Reading passage:
_____

“Enough already,” I have heard others say about the issue of racism in the presidential campaigns. “There are other problems that are far more pressing: the economy, the war, immigration, healthcare, world hunger, global warming, you name it. Our next president, whether female, Afro-American or same-old-same old-male and white, will have an overloaded agenda as it is.” No lie there. But racism has been an issue through the ages and there is no way our next president can ignore it, since it permeates most of the other issues as well.

Racism has forever been a part of the human experience and will undoubtedly continue to be so. But that does not mean it should not be named, talked about and confronted both on national and local levels.

As an issue, racism is not unfamiliar to Evanston and these pages. Over a year ago, the editor of the RoundTable called for a dialogue on the problem, realizing that change, a catchword in current campaign rhetoric, happens more realistically at the local level. A personally honest letter from Candace Hill tried to jump-start such a dialogue in these pages, and this column offered some guidelines. But not much else came of the editor’s call.

_____

Study material:
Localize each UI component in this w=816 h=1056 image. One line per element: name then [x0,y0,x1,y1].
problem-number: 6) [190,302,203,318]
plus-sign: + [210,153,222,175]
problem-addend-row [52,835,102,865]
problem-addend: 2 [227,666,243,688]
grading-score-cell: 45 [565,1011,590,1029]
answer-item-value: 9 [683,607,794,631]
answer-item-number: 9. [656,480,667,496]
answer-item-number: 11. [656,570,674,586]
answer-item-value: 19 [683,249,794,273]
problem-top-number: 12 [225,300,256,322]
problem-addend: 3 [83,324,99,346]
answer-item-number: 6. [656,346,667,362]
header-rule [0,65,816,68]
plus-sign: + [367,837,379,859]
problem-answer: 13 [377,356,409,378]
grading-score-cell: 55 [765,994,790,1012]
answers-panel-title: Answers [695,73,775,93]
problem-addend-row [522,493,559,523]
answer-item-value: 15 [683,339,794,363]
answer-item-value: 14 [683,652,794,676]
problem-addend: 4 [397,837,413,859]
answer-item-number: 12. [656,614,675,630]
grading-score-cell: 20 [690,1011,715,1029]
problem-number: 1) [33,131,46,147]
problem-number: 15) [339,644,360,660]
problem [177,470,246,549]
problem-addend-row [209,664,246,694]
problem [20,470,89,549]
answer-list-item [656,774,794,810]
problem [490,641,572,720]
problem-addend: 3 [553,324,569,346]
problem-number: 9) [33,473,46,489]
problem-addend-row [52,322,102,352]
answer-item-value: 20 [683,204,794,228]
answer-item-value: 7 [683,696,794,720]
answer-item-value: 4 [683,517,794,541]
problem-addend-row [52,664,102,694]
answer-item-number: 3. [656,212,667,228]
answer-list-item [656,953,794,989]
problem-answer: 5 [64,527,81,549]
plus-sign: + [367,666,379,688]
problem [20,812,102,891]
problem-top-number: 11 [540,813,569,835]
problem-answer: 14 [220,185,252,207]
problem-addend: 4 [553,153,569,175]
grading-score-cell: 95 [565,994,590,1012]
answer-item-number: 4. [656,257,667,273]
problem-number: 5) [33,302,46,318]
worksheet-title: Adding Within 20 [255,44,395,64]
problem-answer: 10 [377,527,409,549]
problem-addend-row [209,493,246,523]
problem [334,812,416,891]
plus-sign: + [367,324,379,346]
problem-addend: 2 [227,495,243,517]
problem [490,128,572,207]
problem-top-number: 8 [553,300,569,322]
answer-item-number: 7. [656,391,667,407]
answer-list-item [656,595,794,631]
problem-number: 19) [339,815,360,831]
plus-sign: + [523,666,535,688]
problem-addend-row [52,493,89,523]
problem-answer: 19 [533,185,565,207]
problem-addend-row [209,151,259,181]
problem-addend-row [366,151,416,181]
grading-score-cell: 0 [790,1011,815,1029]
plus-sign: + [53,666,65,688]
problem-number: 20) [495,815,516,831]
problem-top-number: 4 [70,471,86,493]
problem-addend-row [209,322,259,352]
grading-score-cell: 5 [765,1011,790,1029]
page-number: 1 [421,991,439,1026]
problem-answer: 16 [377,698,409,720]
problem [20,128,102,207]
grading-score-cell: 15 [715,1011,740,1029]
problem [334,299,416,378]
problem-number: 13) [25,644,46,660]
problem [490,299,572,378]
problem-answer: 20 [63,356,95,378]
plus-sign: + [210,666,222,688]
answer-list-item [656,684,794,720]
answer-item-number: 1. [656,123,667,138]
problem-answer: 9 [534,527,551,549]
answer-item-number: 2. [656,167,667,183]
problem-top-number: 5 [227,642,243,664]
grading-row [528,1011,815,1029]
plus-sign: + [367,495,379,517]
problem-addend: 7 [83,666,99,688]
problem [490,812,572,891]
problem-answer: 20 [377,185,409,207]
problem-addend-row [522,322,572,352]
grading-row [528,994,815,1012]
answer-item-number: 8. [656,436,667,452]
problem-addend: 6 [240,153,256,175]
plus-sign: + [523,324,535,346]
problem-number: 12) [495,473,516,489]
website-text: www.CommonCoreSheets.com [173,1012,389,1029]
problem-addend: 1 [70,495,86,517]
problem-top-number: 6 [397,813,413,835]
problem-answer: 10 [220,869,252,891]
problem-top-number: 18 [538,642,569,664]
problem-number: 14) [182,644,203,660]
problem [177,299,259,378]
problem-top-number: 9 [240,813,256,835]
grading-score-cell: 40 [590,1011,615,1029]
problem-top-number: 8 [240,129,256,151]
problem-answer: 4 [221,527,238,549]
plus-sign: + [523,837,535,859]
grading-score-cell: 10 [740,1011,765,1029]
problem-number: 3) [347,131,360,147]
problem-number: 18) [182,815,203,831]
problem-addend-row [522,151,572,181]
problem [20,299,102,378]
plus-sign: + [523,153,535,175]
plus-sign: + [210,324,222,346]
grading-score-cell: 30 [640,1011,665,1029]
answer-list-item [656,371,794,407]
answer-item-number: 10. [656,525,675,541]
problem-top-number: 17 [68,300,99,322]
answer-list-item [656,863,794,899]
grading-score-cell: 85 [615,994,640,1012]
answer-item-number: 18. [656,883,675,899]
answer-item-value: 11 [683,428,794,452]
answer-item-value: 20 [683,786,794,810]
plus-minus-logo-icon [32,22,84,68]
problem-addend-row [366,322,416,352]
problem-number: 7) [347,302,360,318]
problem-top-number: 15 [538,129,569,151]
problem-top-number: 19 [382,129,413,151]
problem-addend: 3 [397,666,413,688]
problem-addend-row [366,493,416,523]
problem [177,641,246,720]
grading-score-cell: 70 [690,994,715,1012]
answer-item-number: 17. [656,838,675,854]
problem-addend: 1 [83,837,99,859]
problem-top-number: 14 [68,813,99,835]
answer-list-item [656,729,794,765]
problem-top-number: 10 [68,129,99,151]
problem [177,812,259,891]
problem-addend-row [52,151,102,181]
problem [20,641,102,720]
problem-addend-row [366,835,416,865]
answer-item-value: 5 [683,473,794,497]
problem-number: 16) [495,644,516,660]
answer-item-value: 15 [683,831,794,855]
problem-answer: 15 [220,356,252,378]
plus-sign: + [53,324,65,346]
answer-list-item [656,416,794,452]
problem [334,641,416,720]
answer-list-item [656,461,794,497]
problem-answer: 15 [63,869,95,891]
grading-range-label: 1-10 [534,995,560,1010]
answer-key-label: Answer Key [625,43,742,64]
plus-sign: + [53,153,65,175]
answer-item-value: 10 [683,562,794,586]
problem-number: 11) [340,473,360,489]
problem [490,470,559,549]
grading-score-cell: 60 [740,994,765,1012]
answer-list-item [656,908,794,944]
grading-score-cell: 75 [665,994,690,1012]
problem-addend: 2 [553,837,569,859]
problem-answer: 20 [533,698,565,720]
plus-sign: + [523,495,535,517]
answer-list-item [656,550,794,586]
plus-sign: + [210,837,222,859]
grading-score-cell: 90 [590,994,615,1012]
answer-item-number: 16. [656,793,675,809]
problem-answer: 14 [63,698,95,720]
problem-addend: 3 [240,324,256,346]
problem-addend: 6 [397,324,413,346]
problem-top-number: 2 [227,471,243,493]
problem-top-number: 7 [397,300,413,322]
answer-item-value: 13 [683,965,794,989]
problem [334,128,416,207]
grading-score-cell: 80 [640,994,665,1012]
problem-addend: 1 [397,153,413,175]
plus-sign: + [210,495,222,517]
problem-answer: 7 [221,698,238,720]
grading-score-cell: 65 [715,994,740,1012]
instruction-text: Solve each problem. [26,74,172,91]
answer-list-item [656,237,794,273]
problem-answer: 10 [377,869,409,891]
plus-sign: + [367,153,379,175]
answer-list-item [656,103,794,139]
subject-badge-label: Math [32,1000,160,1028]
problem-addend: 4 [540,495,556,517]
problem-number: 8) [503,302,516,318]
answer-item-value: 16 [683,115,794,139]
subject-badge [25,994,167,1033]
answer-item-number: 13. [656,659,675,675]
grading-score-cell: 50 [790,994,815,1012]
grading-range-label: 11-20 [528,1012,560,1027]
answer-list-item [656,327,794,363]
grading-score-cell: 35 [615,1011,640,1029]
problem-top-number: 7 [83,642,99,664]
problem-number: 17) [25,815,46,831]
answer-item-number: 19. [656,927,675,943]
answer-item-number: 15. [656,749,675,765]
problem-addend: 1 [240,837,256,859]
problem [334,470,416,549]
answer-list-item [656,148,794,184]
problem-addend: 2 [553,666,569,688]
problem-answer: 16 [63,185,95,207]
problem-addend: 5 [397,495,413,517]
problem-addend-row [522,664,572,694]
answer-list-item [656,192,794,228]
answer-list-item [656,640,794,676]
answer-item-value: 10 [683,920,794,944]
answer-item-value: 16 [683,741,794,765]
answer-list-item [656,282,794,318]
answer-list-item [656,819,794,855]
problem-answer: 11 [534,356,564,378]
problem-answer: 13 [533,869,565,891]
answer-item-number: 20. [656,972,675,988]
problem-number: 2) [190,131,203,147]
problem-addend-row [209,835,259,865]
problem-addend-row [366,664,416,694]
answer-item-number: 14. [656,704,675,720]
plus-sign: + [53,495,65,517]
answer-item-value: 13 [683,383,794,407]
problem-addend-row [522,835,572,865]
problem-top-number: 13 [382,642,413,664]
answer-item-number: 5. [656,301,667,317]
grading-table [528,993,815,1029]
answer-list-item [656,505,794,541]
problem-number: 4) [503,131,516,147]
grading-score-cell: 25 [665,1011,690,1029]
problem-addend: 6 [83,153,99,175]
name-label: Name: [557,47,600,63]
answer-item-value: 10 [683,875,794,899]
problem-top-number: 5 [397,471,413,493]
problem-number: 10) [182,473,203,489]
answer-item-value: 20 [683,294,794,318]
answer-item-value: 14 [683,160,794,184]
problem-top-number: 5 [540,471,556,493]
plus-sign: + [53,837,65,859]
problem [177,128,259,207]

_____

Requirement:
List the problems that, in the column on racism, others call far more pressing than racism. The material comes from a separate source.

Solution to this problem:
- the economy
- the war
- immigration
- healthcare
- world hunger
- global warming